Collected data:
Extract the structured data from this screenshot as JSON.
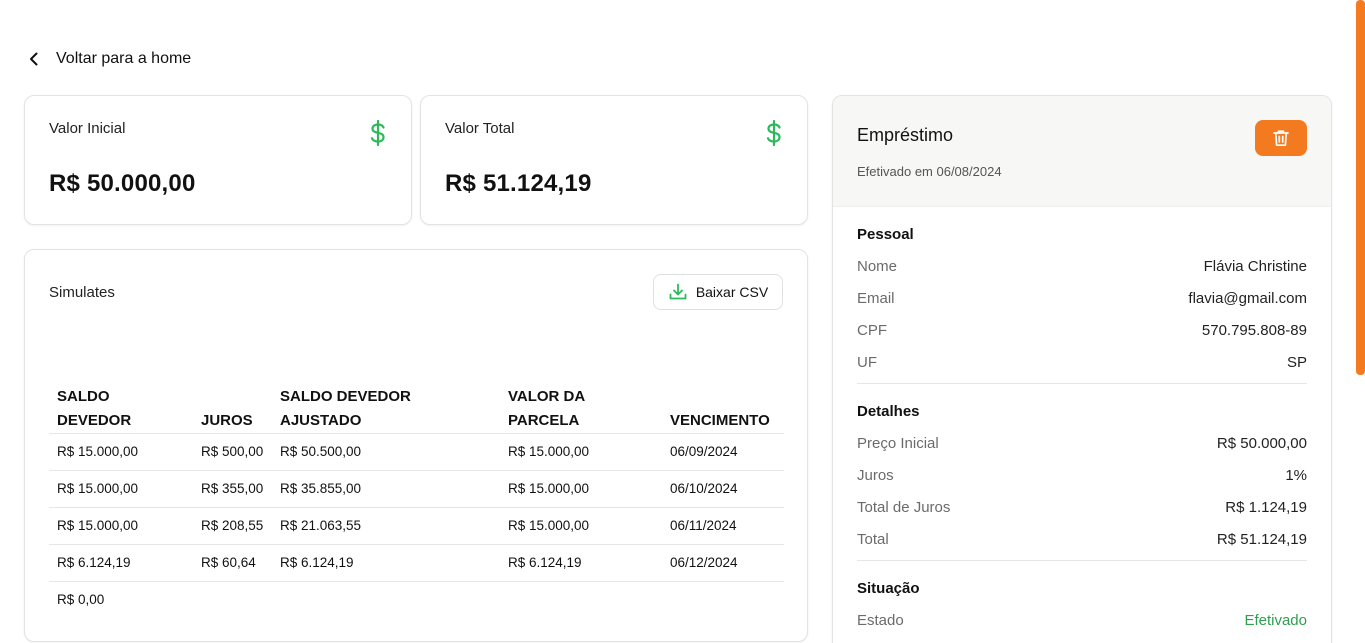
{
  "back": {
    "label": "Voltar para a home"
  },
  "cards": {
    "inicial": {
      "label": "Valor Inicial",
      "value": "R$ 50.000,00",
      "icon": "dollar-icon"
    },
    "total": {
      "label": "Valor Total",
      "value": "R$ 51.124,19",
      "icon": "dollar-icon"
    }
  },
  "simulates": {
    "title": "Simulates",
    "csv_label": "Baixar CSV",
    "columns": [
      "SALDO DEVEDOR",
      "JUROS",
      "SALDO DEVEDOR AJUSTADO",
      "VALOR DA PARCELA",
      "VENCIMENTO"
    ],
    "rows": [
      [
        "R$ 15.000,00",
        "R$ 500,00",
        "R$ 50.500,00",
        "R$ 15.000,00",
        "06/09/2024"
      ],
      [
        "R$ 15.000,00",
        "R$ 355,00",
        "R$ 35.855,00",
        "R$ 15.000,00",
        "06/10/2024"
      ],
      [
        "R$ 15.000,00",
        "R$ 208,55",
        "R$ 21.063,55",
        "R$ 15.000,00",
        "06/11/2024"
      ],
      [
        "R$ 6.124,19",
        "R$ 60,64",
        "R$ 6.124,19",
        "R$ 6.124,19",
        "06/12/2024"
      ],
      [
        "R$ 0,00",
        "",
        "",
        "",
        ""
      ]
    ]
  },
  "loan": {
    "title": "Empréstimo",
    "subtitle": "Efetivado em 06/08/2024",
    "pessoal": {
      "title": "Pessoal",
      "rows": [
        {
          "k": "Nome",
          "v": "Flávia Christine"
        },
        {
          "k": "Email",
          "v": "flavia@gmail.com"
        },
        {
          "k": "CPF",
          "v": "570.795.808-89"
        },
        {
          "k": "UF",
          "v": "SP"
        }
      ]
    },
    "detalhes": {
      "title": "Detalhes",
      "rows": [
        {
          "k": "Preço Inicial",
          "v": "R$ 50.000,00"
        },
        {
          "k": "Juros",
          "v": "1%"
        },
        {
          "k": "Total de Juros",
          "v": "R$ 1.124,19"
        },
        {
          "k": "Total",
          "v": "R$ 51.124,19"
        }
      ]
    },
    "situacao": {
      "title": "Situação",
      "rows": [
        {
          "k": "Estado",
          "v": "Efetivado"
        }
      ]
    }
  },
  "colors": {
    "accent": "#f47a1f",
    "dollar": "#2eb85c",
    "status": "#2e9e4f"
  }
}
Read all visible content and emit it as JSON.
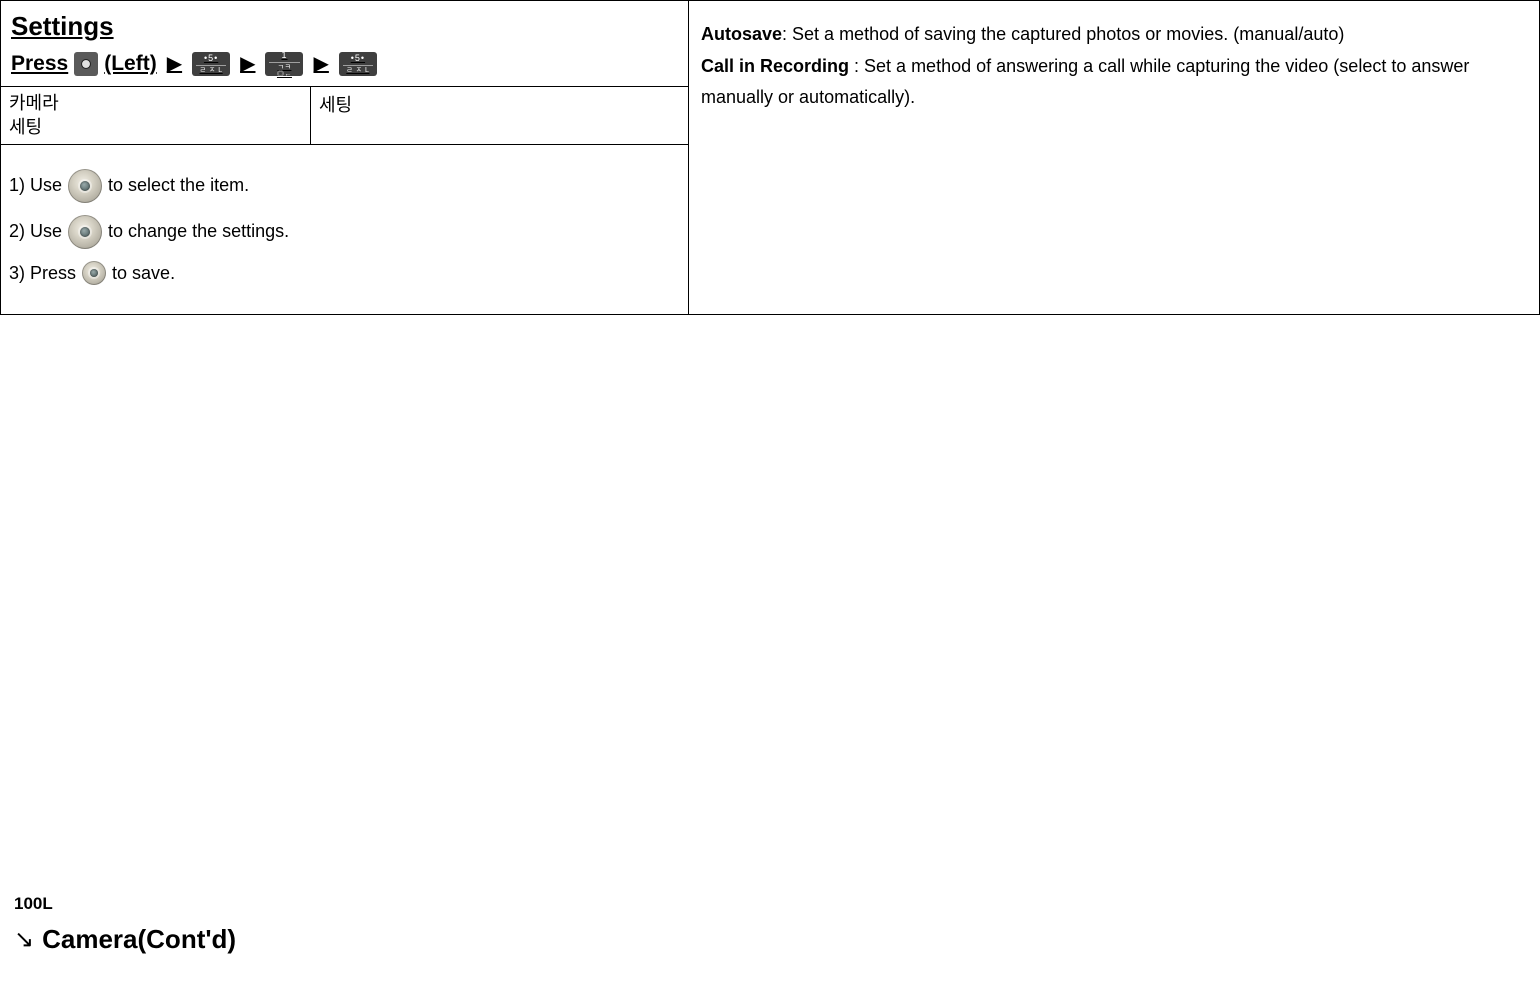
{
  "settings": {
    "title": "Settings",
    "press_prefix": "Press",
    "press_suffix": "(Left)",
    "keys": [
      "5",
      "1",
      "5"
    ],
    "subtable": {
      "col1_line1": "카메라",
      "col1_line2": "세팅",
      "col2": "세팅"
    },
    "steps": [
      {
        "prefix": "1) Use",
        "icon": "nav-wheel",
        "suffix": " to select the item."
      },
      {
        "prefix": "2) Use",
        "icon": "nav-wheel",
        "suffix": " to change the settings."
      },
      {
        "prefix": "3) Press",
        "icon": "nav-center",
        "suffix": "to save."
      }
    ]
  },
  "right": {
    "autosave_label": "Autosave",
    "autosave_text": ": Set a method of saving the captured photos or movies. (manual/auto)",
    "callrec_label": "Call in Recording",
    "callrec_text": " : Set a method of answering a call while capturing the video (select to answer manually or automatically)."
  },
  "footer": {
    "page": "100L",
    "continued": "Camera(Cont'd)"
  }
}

> **What is asked**
Skip the pictures, then retype every line above exactly.

> **Task response**
Extract the structured data from this screenshot as JSON.
{
  "back": {
    "label": "Voltar para a home"
  },
  "cards": {
    "inicial": {
      "label": "Valor Inicial",
      "value": "R$ 50.000,00",
      "icon": "dollar-icon"
    },
    "total": {
      "label": "Valor Total",
      "value": "R$ 51.124,19",
      "icon": "dollar-icon"
    }
  },
  "simulates": {
    "title": "Simulates",
    "csv_label": "Baixar CSV",
    "columns": [
      "SALDO DEVEDOR",
      "JUROS",
      "SALDO DEVEDOR AJUSTADO",
      "VALOR DA PARCELA",
      "VENCIMENTO"
    ],
    "rows": [
      [
        "R$ 15.000,00",
        "R$ 500,00",
        "R$ 50.500,00",
        "R$ 15.000,00",
        "06/09/2024"
      ],
      [
        "R$ 15.000,00",
        "R$ 355,00",
        "R$ 35.855,00",
        "R$ 15.000,00",
        "06/10/2024"
      ],
      [
        "R$ 15.000,00",
        "R$ 208,55",
        "R$ 21.063,55",
        "R$ 15.000,00",
        "06/11/2024"
      ],
      [
        "R$ 6.124,19",
        "R$ 60,64",
        "R$ 6.124,19",
        "R$ 6.124,19",
        "06/12/2024"
      ],
      [
        "R$ 0,00",
        "",
        "",
        "",
        ""
      ]
    ]
  },
  "loan": {
    "title": "Empréstimo",
    "subtitle": "Efetivado em 06/08/2024",
    "pessoal": {
      "title": "Pessoal",
      "rows": [
        {
          "k": "Nome",
          "v": "Flávia Christine"
        },
        {
          "k": "Email",
          "v": "flavia@gmail.com"
        },
        {
          "k": "CPF",
          "v": "570.795.808-89"
        },
        {
          "k": "UF",
          "v": "SP"
        }
      ]
    },
    "detalhes": {
      "title": "Detalhes",
      "rows": [
        {
          "k": "Preço Inicial",
          "v": "R$ 50.000,00"
        },
        {
          "k": "Juros",
          "v": "1%"
        },
        {
          "k": "Total de Juros",
          "v": "R$ 1.124,19"
        },
        {
          "k": "Total",
          "v": "R$ 51.124,19"
        }
      ]
    },
    "situacao": {
      "title": "Situação",
      "rows": [
        {
          "k": "Estado",
          "v": "Efetivado"
        }
      ]
    }
  },
  "colors": {
    "accent": "#f47a1f",
    "dollar": "#2eb85c",
    "status": "#2e9e4f"
  }
}
Read all visible content and emit it as JSON.
{
  "settings": {
    "title": "Settings",
    "press_prefix": "Press",
    "press_suffix": "(Left)",
    "keys": [
      "5",
      "1",
      "5"
    ],
    "subtable": {
      "col1_line1": "카메라",
      "col1_line2": "세팅",
      "col2": "세팅"
    },
    "steps": [
      {
        "prefix": "1) Use",
        "icon": "nav-wheel",
        "suffix": " to select the item."
      },
      {
        "prefix": "2) Use",
        "icon": "nav-wheel",
        "suffix": " to change the settings."
      },
      {
        "prefix": "3) Press",
        "icon": "nav-center",
        "suffix": "to save."
      }
    ]
  },
  "right": {
    "autosave_label": "Autosave",
    "autosave_text": ": Set a method of saving the captured photos or movies. (manual/auto)",
    "callrec_label": "Call in Recording",
    "callrec_text": " : Set a method of answering a call while capturing the video (select to answer manually or automatically)."
  },
  "footer": {
    "page": "100L",
    "continued": "Camera(Cont'd)"
  }
}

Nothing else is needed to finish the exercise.